Having softened us with an even greater potential increase in 2017, which was squashed, the Treasury is now having another go at raising revenue by increasing probate fees from April 2019.
Not everyone will lose – estates under £50,000 could save as much as £215. For the rest, they will pay more, a lot more:
- Estates worth from £50,000 up to £300,000 will pay £250, up £35.
- Estates worth from £300,000 up to £500,000 will pay £750, up £535.
- Estates worth from £500,000 up to £1 million will pay £2,500, up £2,285.
- Estates worth from £1 million up to £1.6 million will pay £4,000, up £3,785.
- Estates worth from £1.6 million up to £2 million will pay £5,000, up £4,785.
- Estates worth more than £2 million will pay £6,000, up a mind-boggling £5,785.
All this at a time when the Probate Registries and so-called Probate Helpline are less and less able even to answer the phone, never mind be helpful. While fees go up, applicants and solicitors are doing more and more of the Courts work for them.
It may be that some of the Registries will now be able to get working phone systems installed, but we rather suspect that the complete failure to finance the service properly will not be improved by this massive increase in Probate Fees. It will just be a hidden tax rise, and the deconstruction of the Probate Service will continue to the point where all decisions will be taken by computer, and if you don’t speak computer – tough.

########

● TASK STATEMENT
Retype the part of the probate fees article from "Having softened us" up to and including "a mind-boggling £5,785.". The items after this are separate material, unrelated to the probate fees article.

● DATA SHOWN

########

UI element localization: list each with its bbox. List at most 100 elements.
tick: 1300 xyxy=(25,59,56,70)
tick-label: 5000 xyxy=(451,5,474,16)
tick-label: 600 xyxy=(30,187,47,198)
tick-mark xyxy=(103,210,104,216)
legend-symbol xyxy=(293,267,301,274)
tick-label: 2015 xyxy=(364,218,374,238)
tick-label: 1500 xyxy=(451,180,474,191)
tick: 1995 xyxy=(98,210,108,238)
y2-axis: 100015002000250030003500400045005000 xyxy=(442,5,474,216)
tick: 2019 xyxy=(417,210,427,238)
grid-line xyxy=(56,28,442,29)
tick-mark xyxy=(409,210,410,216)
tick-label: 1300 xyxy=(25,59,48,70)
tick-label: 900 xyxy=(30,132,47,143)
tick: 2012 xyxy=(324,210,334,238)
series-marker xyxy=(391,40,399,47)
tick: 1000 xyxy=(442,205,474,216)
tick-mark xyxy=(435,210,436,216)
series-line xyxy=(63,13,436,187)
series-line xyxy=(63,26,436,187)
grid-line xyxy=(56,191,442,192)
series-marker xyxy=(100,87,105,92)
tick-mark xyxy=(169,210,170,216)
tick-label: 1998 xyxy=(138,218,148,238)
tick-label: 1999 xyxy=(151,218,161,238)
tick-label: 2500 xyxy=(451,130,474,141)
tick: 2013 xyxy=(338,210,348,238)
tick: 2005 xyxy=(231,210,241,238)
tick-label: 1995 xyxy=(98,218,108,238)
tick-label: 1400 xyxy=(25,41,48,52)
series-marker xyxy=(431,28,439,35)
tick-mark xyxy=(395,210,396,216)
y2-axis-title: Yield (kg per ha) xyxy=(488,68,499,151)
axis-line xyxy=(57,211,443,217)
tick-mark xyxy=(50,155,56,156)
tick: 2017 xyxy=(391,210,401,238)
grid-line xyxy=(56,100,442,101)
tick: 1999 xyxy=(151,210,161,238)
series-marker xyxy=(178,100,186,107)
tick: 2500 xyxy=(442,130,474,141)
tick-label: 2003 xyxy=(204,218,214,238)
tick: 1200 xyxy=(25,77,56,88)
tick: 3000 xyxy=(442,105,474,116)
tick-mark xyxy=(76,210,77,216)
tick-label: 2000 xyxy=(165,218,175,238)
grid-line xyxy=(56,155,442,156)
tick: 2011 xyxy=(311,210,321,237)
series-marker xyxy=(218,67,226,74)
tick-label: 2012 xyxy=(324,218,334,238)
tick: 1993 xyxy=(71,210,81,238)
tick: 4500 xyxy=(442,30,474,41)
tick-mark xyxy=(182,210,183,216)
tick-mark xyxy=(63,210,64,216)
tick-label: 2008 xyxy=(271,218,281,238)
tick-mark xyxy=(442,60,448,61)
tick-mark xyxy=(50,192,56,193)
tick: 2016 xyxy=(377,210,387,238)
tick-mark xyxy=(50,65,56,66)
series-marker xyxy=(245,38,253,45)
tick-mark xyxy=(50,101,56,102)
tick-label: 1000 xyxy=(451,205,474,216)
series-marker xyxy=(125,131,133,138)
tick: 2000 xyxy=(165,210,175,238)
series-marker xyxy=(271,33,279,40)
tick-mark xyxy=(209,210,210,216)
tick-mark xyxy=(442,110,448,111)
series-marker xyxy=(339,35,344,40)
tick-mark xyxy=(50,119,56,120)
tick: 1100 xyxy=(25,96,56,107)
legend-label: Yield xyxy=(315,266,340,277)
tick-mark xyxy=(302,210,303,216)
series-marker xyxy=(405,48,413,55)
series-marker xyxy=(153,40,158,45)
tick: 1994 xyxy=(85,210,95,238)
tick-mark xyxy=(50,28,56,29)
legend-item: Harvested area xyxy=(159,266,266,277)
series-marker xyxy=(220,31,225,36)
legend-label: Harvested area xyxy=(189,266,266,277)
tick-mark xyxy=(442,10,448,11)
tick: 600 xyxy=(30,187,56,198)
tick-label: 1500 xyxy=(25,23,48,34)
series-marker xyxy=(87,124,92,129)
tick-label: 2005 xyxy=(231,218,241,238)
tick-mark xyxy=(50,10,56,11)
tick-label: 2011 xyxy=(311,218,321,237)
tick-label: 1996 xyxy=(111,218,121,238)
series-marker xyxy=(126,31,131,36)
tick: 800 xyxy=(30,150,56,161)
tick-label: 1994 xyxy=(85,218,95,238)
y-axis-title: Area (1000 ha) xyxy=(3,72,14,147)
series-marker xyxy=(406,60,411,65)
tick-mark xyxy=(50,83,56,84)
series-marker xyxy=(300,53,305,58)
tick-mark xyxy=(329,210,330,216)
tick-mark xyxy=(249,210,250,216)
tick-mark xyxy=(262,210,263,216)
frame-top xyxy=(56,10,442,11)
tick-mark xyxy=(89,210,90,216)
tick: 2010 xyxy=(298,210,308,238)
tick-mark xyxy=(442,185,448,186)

########

● SOLUTION FOR THIS EXERCISE
Having softened us with an even greater potential increase in 2017, which was squashed, the Treasury is now having another go at raising revenue by increasing probate fees from April 2019.
Not everyone will lose – estates under £50,000 could save as much as £215. For the rest, they will pay more, a lot more:
- Estates worth from £50,000 up to £300,000 will pay £250, up £35.
- Estates worth from £300,000 up to £500,000 will pay £750, up £535.
- Estates worth from £500,000 up to £1 million will pay £2,500, up £2,285.
- Estates worth from £1 million up to £1.6 million will pay £4,000, up £3,785.
- Estates worth from £1.6 million up to £2 million will pay £5,000, up £4,785.
- Estates worth more than £2 million will pay £6,000, up a mind-boggling £5,785.